[Start SOURCE]

Some language pairs are common, and you will find a lot of translators working in them: Russian and English, English and German, French and Chinese. However, if you have a document in an exotic language, the agency may need some time to find a translator and get the work from him or her on time. And, as you probably understand, things will be even more complicated if you have an exotic language pair to handle – fortunately, this does not happen very often.
Freelance translators earn their living by translating, and it is natural that they should have a flow of projects to succeed. It practically means that they will have to divide their efforts between different translations, and this may affect the speed as well because the expert’s capacity, is normally limited to 2,000 – 3,000 words a day. Otherwise, translators find out quite quickly what burnout feels like, while the customers are likely to be dissatisfied with the quality of the delivered piece.
Editing and Proofreading
If the work requires the attention of three people doing their job one after another (a translator, an editor, and a proofreader in this case), it will naturally take more time to complete. Some customers prefer doing their own proofreading, though, which speeds up the process.
Translation requirements depend a lot on the function the text will perform, and let me tell you two stories to illustrate.
Some time ago there was no machine translation available, so translators were the only people who could give hope or discourage. I remember a young man rushing to me with staring eyes to give me a letter: “Could you please read and tell me if I got the grant or not?” I did not need to translate anything – just to say Yes or No. And he got that grant indeed!
The speed was the highest in this case.
The second story is based on communication with the customer. He had a special way of referring to the quality he needed that stuck in my memory: “You know, I need a marketing translation, and the text is a very important communication instrument. In the end, I want… (he started fidgeting on the chair, and then blurted out) – you know, it’s like sex. The customer should want my services after reading my offer, like a woman that got a really special letter.

[End SOURCE]
[Start COLLECTED MATERIAL]

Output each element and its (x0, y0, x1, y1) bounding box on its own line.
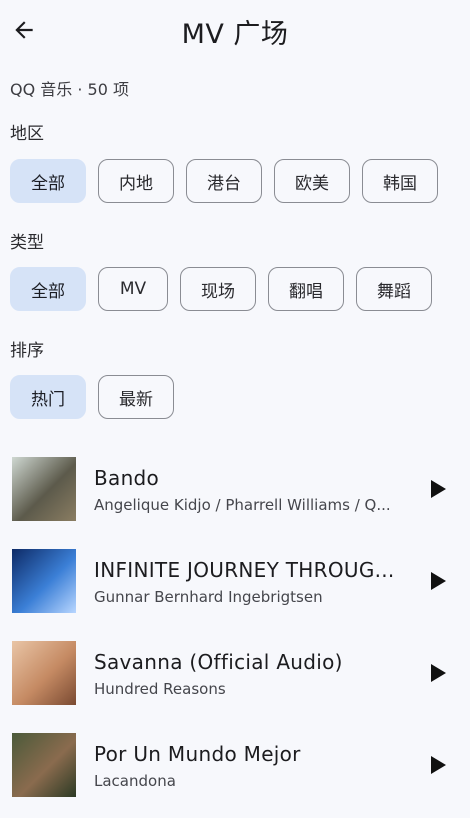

[End COLLECTED MATERIAL]

REQUIREMENTS:
[A] Decide whether each statement agrees with the translation passage: (i) a translator's capacity is normally limited to 2,000 – 3,000 words a day; (ii) exotic language pairs come up very often; (iii) some customers prefer to do their own proofreading. Answer yes or no for each and quote the deciding words of the passage.
[B] Transcribe the translation passage from "Some time ago" up to and including "really special letter.".
The listing has nothing to do with the translation passage.

ANSWERS FOR THE TASKS:
[A]
(i) Yes: "normally limited to 2,000 – 3,000 words a day"
(ii) No: "fortunately, this does not happen very often"
(iii) Yes: "Some customers prefer doing their own proofreading"

[B]
Some time ago there was no machine translation available, so translators were the only people who could give hope or discourage. I remember a young man rushing to me with staring eyes to give me a letter: “Could you please read and tell me if I got the grant or not?” I did not need to translate anything – just to say Yes or No. And he got that grant indeed!
The speed was the highest in this case.
The second story is based on communication with the customer. He had a special way of referring to the quality he needed that stuck in my memory: “You know, I need a marketing translation, and the text is a very important communication instrument. In the end, I want… (he started fidgeting on the chair, and then blurted out) – you know, it’s like sex. The customer should want my services after reading my offer, like a woman that got a really special letter.